## Goal
Set down each entry exactly as given; pictures should not appear in the copy.

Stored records
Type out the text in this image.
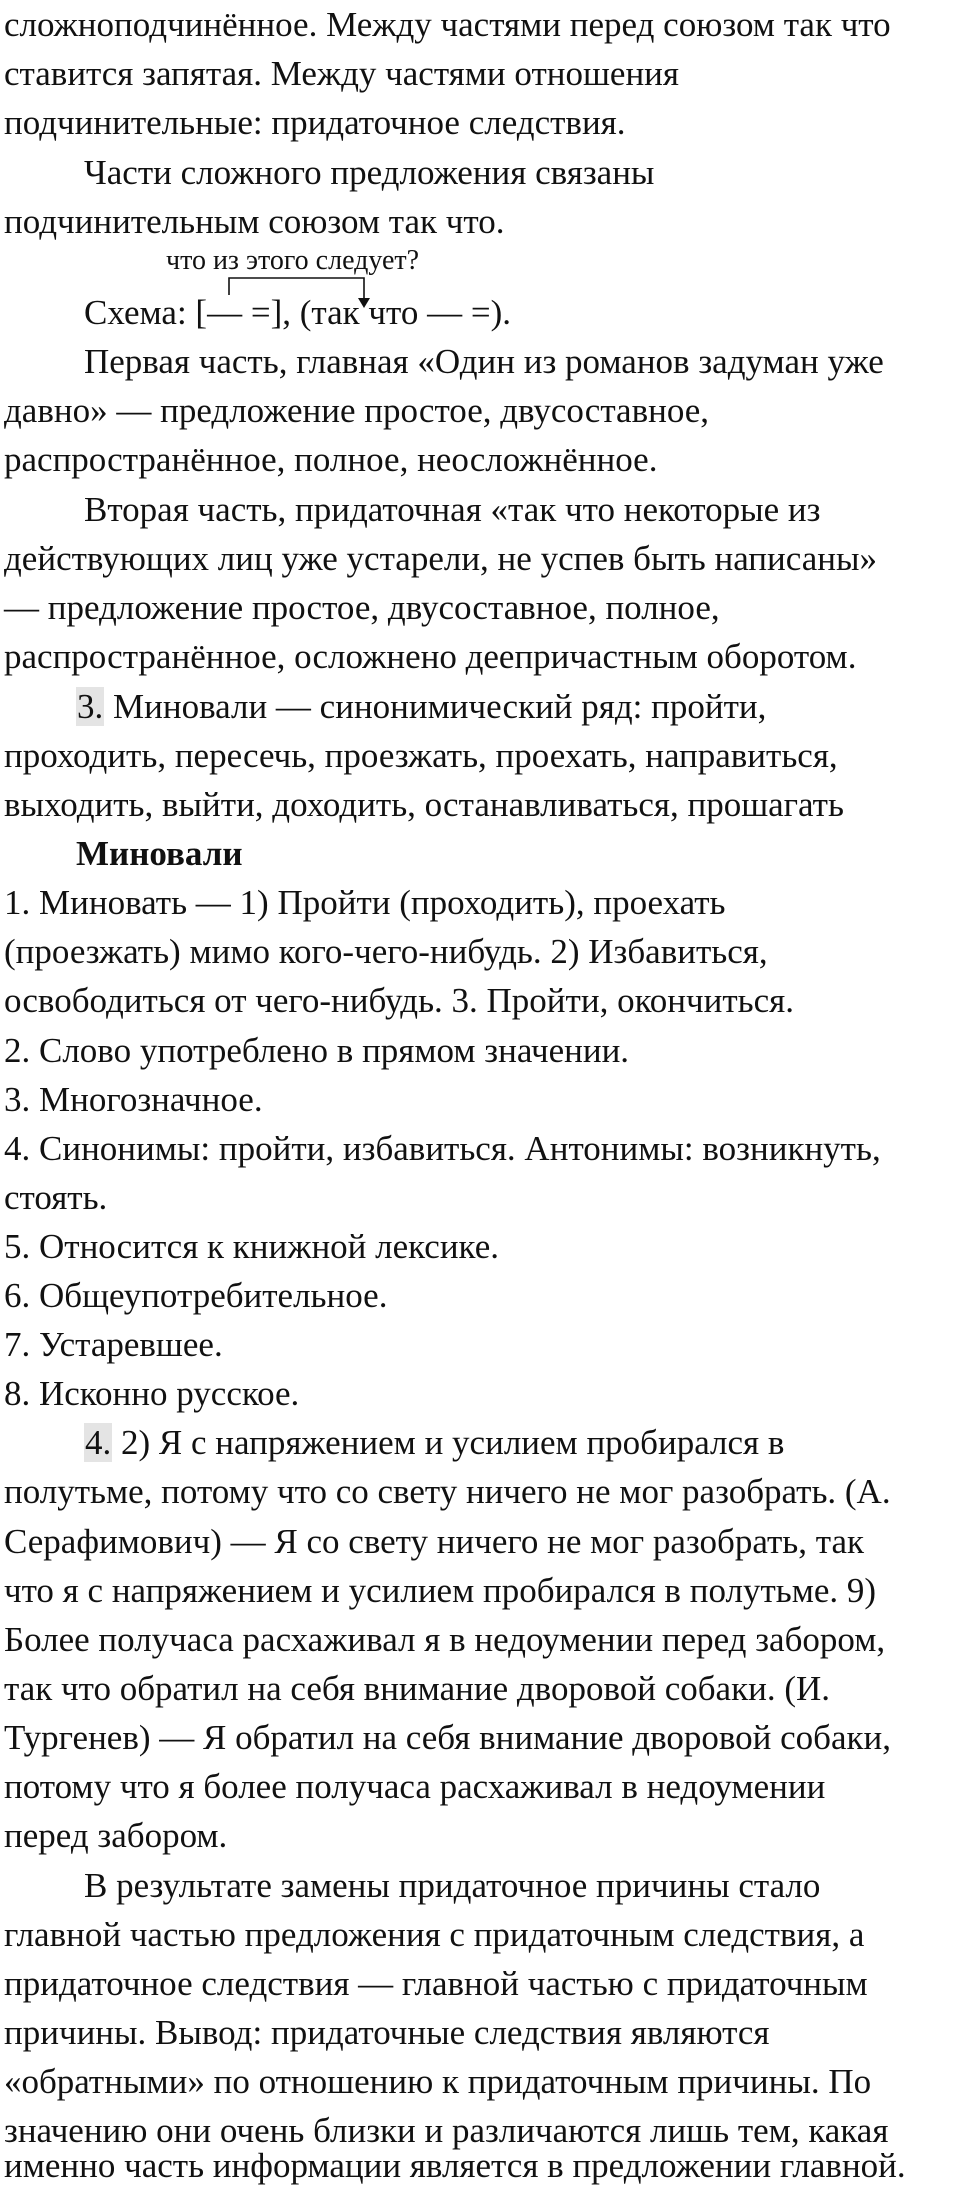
сложноподчинённое. Между частями перед союзом так что
ставится запятая. Между частями отношения
подчинительные: придаточное следствия.
Части сложного предложения связаны
подчинительным союзом так что.
что из этого следует?
Схема: [— =], (так что — =).
Первая часть, главная «Один из романов задуман уже
давно» — предложение простое, двусоставное,
распространённое, полное, неосложнённое.
Вторая часть, придаточная «так что некоторые из
действующих лиц уже устарели, не успев быть написаны»
— предложение простое, двусоставное, полное,
распространённое, осложнено деепричастным оборотом.
3. Миновали — синонимический ряд: пройти,
проходить, пересечь, проезжать, проехать, направиться,
выходить, выйти, доходить, останавливаться, прошагать
Миновали
1. Миновать — 1) Пройти (проходить), проехать
(проезжать) мимо кого-чего-нибудь. 2) Избавиться,
освободиться от чего-нибудь. 3. Пройти, окончиться.
2. Слово употреблено в прямом значении.
3. Многозначное.
4. Синонимы: пройти, избавиться. Антонимы: возникнуть,
стоять.
5. Относится к книжной лексике.
6. Общеупотребительное.
7. Устаревшее.
8. Исконно русское.
4. 2) Я с напряжением и усилием пробирался в
полутьме, потому что со свету ничего не мог разобрать. (А.
Серафимович) — Я со свету ничего не мог разобрать, так
что я с напряжением и усилием пробирался в полутьме. 9)
Более получаса расхаживал я в недоумении перед забором,
так что обратил на себя внимание дворовой собаки. (И.
Тургенев) — Я обратил на себя внимание дворовой собаки,
потому что я более получаса расхаживал в недоумении
перед забором.
В результате замены придаточное причины стало
главной частью предложения с придаточным следствия, а
придаточное следствия — главной частью с придаточным
причины. Вывод: придаточные следствия являются
«обратными» по отношению к придаточным причины. По
значению они очень близки и различаются лишь тем, какая
именно часть информации является в предложении главной.
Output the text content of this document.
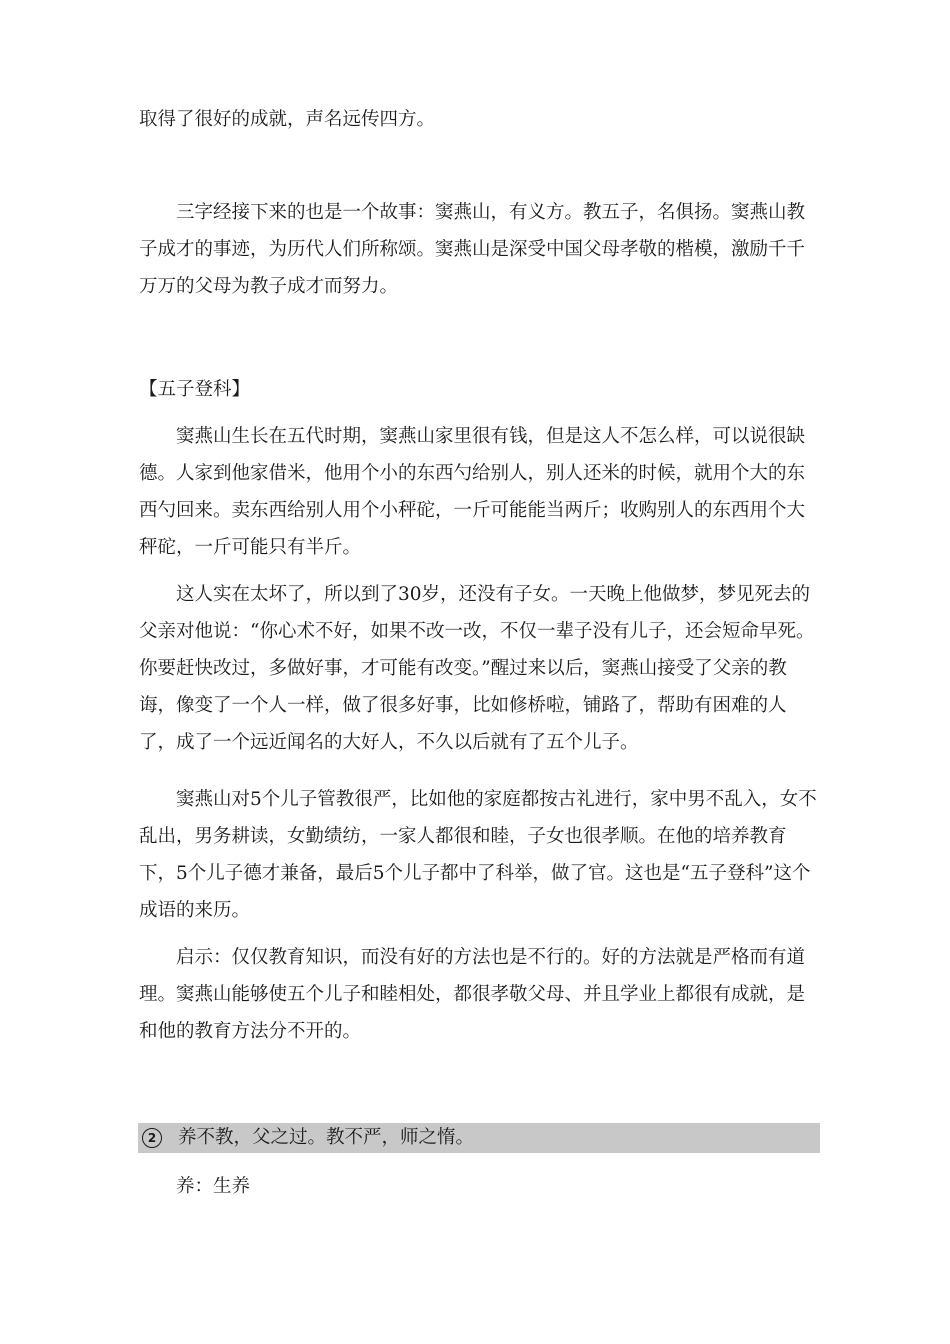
取得了很好的成就，声名远传四方。

三字经接下来的也是一个故事：窦燕山，有义方。教五子，名俱扬。窦燕山教子成才的事迹，为历代人们所称颂。窦燕山是深受中国父母孝敬的楷模，激励千千万万的父母为教子成才而努力。

【五子登科】

窦燕山生长在五代时期，窦燕山家里很有钱，但是这人不怎么样，可以说很缺德。人家到他家借米，他用个小的东西勺给别人，别人还米的时候，就用个大的东西勺回来。卖东西给别人用个小秤砣，一斤可能能当两斤；收购别人的东西用个大秤砣，一斤可能只有半斤。

这人实在太坏了，所以到了30岁，还没有子女。一天晚上他做梦，梦见死去的父亲对他说：“你心术不好，如果不改一改，不仅一辈子没有儿子，还会短命早死。你要赶快改过，多做好事，才可能有改变。”醒过来以后，窦燕山接受了父亲的教诲，像变了一个人一样，做了很多好事，比如修桥啦，铺路了，帮助有困难的人了，成了一个远近闻名的大好人，不久以后就有了五个儿子。

窦燕山对5个儿子管教很严，比如他的家庭都按古礼进行，家中男不乱入，女不乱出，男务耕读，女勤绩纺，一家人都很和睦，子女也很孝顺。在他的培养教育下，5个儿子德才兼备，最后5个儿子都中了科举，做了官。这也是“五子登科”这个成语的来历。

启示：仅仅教育知识，而没有好的方法也是不行的。好的方法就是严格而有道理。窦燕山能够使五个儿子和睦相处，都很孝敬父母、并且学业上都很有成就，是和他的教育方法分不开的。

2	养不教，父之过。教不严，师之惰。

养：生养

## The answer
Type out the text in this image.
сложноподчинённое. Между частями перед союзом так что
ставится запятая. Между частями отношения
подчинительные: придаточное следствия.
Части сложного предложения связаны
подчинительным союзом так что.
что из этого следует?
Схема: [— =], (так что — =).
Первая часть, главная «Один из романов задуман уже
давно» — предложение простое, двусоставное,
распространённое, полное, неосложнённое.
Вторая часть, придаточная «так что некоторые из
действующих лиц уже устарели, не успев быть написаны»
— предложение простое, двусоставное, полное,
распространённое, осложнено деепричастным оборотом.
3. Миновали — синонимический ряд: пройти,
проходить, пересечь, проезжать, проехать, направиться,
выходить, выйти, доходить, останавливаться, прошагать
Миновали
1. Миновать — 1) Пройти (проходить), проехать
(проезжать) мимо кого-чего-нибудь. 2) Избавиться,
освободиться от чего-нибудь. 3. Пройти, окончиться.
2. Слово употреблено в прямом значении.
3. Многозначное.
4. Синонимы: пройти, избавиться. Антонимы: возникнуть,
стоять.
5. Относится к книжной лексике.
6. Общеупотребительное.
7. Устаревшее.
8. Исконно русское.
4. 2) Я с напряжением и усилием пробирался в
полутьме, потому что со свету ничего не мог разобрать. (А.
Серафимович) — Я со свету ничего не мог разобрать, так
что я с напряжением и усилием пробирался в полутьме. 9)
Более получаса расхаживал я в недоумении перед забором,
так что обратил на себя внимание дворовой собаки. (И.
Тургенев) — Я обратил на себя внимание дворовой собаки,
потому что я более получаса расхаживал в недоумении
перед забором.
В результате замены придаточное причины стало
главной частью предложения с придаточным следствия, а
придаточное следствия — главной частью с придаточным
причины. Вывод: придаточные следствия являются
«обратными» по отношению к придаточным причины. По
значению они очень близки и различаются лишь тем, какая
именно часть информации является в предложении главной.
Output the text content of this document.
取得了很好的成就，声名远传四方。

三字经接下来的也是一个故事：窦燕山，有义方。教五子，名俱扬。窦燕山教子成才的事迹，为历代人们所称颂。窦燕山是深受中国父母孝敬的楷模，激励千千万万的父母为教子成才而努力。

【五子登科】

窦燕山生长在五代时期，窦燕山家里很有钱，但是这人不怎么样，可以说很缺德。人家到他家借米，他用个小的东西勺给别人，别人还米的时候，就用个大的东西勺回来。卖东西给别人用个小秤砣，一斤可能能当两斤；收购别人的东西用个大秤砣，一斤可能只有半斤。

这人实在太坏了，所以到了30岁，还没有子女。一天晚上他做梦，梦见死去的父亲对他说：“你心术不好，如果不改一改，不仅一辈子没有儿子，还会短命早死。你要赶快改过，多做好事，才可能有改变。”醒过来以后，窦燕山接受了父亲的教诲，像变了一个人一样，做了很多好事，比如修桥啦，铺路了，帮助有困难的人了，成了一个远近闻名的大好人，不久以后就有了五个儿子。

窦燕山对5个儿子管教很严，比如他的家庭都按古礼进行，家中男不乱入，女不乱出，男务耕读，女勤绩纺，一家人都很和睦，子女也很孝顺。在他的培养教育下，5个儿子德才兼备，最后5个儿子都中了科举，做了官。这也是“五子登科”这个成语的来历。

启示：仅仅教育知识，而没有好的方法也是不行的。好的方法就是严格而有道理。窦燕山能够使五个儿子和睦相处，都很孝敬父母、并且学业上都很有成就，是和他的教育方法分不开的。

2	养不教，父之过。教不严，师之惰。

养：生养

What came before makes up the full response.